Extracted information
** START **
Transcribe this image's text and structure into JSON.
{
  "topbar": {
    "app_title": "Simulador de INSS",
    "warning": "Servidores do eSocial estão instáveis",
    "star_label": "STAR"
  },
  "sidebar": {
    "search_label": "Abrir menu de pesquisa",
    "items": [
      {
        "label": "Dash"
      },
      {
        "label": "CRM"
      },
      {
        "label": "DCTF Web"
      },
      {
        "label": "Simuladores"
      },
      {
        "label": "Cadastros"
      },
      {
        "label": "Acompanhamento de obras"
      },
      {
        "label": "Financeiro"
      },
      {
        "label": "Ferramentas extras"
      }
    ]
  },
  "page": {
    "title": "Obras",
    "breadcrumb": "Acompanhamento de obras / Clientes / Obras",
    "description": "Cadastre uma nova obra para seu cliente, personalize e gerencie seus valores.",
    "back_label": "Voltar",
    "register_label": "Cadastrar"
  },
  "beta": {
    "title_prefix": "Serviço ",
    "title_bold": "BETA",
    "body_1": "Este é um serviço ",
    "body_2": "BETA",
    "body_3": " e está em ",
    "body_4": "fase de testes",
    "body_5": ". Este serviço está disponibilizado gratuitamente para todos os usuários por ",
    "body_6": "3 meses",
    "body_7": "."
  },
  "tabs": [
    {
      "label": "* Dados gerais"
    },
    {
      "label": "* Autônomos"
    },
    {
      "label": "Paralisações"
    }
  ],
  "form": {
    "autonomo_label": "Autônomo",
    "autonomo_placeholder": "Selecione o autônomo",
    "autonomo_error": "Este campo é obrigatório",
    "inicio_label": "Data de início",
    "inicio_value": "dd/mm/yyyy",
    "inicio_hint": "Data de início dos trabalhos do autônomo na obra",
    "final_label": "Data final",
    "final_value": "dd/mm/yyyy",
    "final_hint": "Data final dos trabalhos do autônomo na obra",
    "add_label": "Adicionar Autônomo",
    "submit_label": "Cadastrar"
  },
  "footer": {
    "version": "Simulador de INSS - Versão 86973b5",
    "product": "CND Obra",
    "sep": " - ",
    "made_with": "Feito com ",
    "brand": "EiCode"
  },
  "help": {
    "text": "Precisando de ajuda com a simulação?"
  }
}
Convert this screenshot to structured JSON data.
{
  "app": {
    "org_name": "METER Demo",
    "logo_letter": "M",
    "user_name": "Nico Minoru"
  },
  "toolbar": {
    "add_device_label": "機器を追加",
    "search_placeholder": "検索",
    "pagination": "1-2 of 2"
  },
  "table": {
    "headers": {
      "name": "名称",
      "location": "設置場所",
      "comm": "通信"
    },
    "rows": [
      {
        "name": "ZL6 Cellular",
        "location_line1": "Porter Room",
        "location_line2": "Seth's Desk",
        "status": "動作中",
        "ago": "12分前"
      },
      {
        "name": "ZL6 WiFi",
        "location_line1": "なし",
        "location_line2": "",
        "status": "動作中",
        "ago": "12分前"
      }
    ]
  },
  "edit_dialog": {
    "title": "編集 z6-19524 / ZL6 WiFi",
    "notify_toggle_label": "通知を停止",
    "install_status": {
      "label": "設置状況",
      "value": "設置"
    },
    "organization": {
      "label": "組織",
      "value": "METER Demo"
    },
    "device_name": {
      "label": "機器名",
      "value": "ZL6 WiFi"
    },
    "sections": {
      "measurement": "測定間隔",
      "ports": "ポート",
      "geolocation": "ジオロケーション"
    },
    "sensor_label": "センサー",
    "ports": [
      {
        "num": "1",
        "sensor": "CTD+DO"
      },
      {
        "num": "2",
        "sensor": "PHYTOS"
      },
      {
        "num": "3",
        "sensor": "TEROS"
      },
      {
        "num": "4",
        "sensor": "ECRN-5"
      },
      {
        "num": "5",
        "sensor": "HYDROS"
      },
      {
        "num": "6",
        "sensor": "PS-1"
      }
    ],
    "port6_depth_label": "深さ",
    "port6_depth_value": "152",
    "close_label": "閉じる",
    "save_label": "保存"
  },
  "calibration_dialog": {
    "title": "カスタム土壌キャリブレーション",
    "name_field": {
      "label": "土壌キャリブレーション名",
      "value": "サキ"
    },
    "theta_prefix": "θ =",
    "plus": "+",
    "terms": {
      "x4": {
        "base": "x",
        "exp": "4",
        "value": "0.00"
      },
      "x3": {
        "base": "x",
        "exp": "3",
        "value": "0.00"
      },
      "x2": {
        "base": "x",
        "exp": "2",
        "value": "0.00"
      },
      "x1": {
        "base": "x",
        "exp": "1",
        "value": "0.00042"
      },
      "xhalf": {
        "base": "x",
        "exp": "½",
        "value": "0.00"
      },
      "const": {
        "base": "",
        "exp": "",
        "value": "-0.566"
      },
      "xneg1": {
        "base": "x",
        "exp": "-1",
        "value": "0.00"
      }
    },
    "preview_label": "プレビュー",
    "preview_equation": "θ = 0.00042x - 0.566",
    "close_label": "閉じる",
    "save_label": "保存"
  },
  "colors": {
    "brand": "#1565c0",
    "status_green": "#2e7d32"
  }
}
** END **
To be done
Your task is to quote all of the data word for word.

Reply
Transcribe this image's text and structure into JSON.
{
  "topbar": {
    "app_title": "Simulador de INSS",
    "warning": "Servidores do eSocial estão instáveis",
    "star_label": "STAR"
  },
  "sidebar": {
    "search_label": "Abrir menu de pesquisa",
    "items": [
      {
        "label": "Dash"
      },
      {
        "label": "CRM"
      },
      {
        "label": "DCTF Web"
      },
      {
        "label": "Simuladores"
      },
      {
        "label": "Cadastros"
      },
      {
        "label": "Acompanhamento de obras"
      },
      {
        "label": "Financeiro"
      },
      {
        "label": "Ferramentas extras"
      }
    ]
  },
  "page": {
    "title": "Obras",
    "breadcrumb": "Acompanhamento de obras / Clientes / Obras",
    "description": "Cadastre uma nova obra para seu cliente, personalize e gerencie seus valores.",
    "back_label": "Voltar",
    "register_label": "Cadastrar"
  },
  "beta": {
    "title_prefix": "Serviço ",
    "title_bold": "BETA",
    "body_1": "Este é um serviço ",
    "body_2": "BETA",
    "body_3": " e está em ",
    "body_4": "fase de testes",
    "body_5": ". Este serviço está disponibilizado gratuitamente para todos os usuários por ",
    "body_6": "3 meses",
    "body_7": "."
  },
  "tabs": [
    {
      "label": "* Dados gerais"
    },
    {
      "label": "* Autônomos"
    },
    {
      "label": "Paralisações"
    }
  ],
  "form": {
    "autonomo_label": "Autônomo",
    "autonomo_placeholder": "Selecione o autônomo",
    "autonomo_error": "Este campo é obrigatório",
    "inicio_label": "Data de início",
    "inicio_value": "dd/mm/yyyy",
    "inicio_hint": "Data de início dos trabalhos do autônomo na obra",
    "final_label": "Data final",
    "final_value": "dd/mm/yyyy",
    "final_hint": "Data final dos trabalhos do autônomo na obra",
    "add_label": "Adicionar Autônomo",
    "submit_label": "Cadastrar"
  },
  "footer": {
    "version": "Simulador de INSS - Versão 86973b5",
    "product": "CND Obra",
    "sep": " - ",
    "made_with": "Feito com ",
    "brand": "EiCode"
  },
  "help": {
    "text": "Precisando de ajuda com a simulação?"
  }
}
Convert this screenshot to structured JSON data.
{
  "app": {
    "org_name": "METER Demo",
    "logo_letter": "M",
    "user_name": "Nico Minoru"
  },
  "toolbar": {
    "add_device_label": "機器を追加",
    "search_placeholder": "検索",
    "pagination": "1-2 of 2"
  },
  "table": {
    "headers": {
      "name": "名称",
      "location": "設置場所",
      "comm": "通信"
    },
    "rows": [
      {
        "name": "ZL6 Cellular",
        "location_line1": "Porter Room",
        "location_line2": "Seth's Desk",
        "status": "動作中",
        "ago": "12分前"
      },
      {
        "name": "ZL6 WiFi",
        "location_line1": "なし",
        "location_line2": "",
        "status": "動作中",
        "ago": "12分前"
      }
    ]
  },
  "edit_dialog": {
    "title": "編集 z6-19524 / ZL6 WiFi",
    "notify_toggle_label": "通知を停止",
    "install_status": {
      "label": "設置状況",
      "value": "設置"
    },
    "organization": {
      "label": "組織",
      "value": "METER Demo"
    },
    "device_name": {
      "label": "機器名",
      "value": "ZL6 WiFi"
    },
    "sections": {
      "measurement": "測定間隔",
      "ports": "ポート",
      "geolocation": "ジオロケーション"
    },
    "sensor_label": "センサー",
    "ports": [
      {
        "num": "1",
        "sensor": "CTD+DO"
      },
      {
        "num": "2",
        "sensor": "PHYTOS"
      },
      {
        "num": "3",
        "sensor": "TEROS"
      },
      {
        "num": "4",
        "sensor": "ECRN-5"
      },
      {
        "num": "5",
        "sensor": "HYDROS"
      },
      {
        "num": "6",
        "sensor": "PS-1"
      }
    ],
    "port6_depth_label": "深さ",
    "port6_depth_value": "152",
    "close_label": "閉じる",
    "save_label": "保存"
  },
  "calibration_dialog": {
    "title": "カスタム土壌キャリブレーション",
    "name_field": {
      "label": "土壌キャリブレーション名",
      "value": "サキ"
    },
    "theta_prefix": "θ =",
    "plus": "+",
    "terms": {
      "x4": {
        "base": "x",
        "exp": "4",
        "value": "0.00"
      },
      "x3": {
        "base": "x",
        "exp": "3",
        "value": "0.00"
      },
      "x2": {
        "base": "x",
        "exp": "2",
        "value": "0.00"
      },
      "x1": {
        "base": "x",
        "exp": "1",
        "value": "0.00042"
      },
      "xhalf": {
        "base": "x",
        "exp": "½",
        "value": "0.00"
      },
      "const": {
        "base": "",
        "exp": "",
        "value": "-0.566"
      },
      "xneg1": {
        "base": "x",
        "exp": "-1",
        "value": "0.00"
      }
    },
    "preview_label": "プレビュー",
    "preview_equation": "θ = 0.00042x - 0.566",
    "close_label": "閉じる",
    "save_label": "保存"
  },
  "colors": {
    "brand": "#1565c0",
    "status_green": "#2e7d32"
  }
}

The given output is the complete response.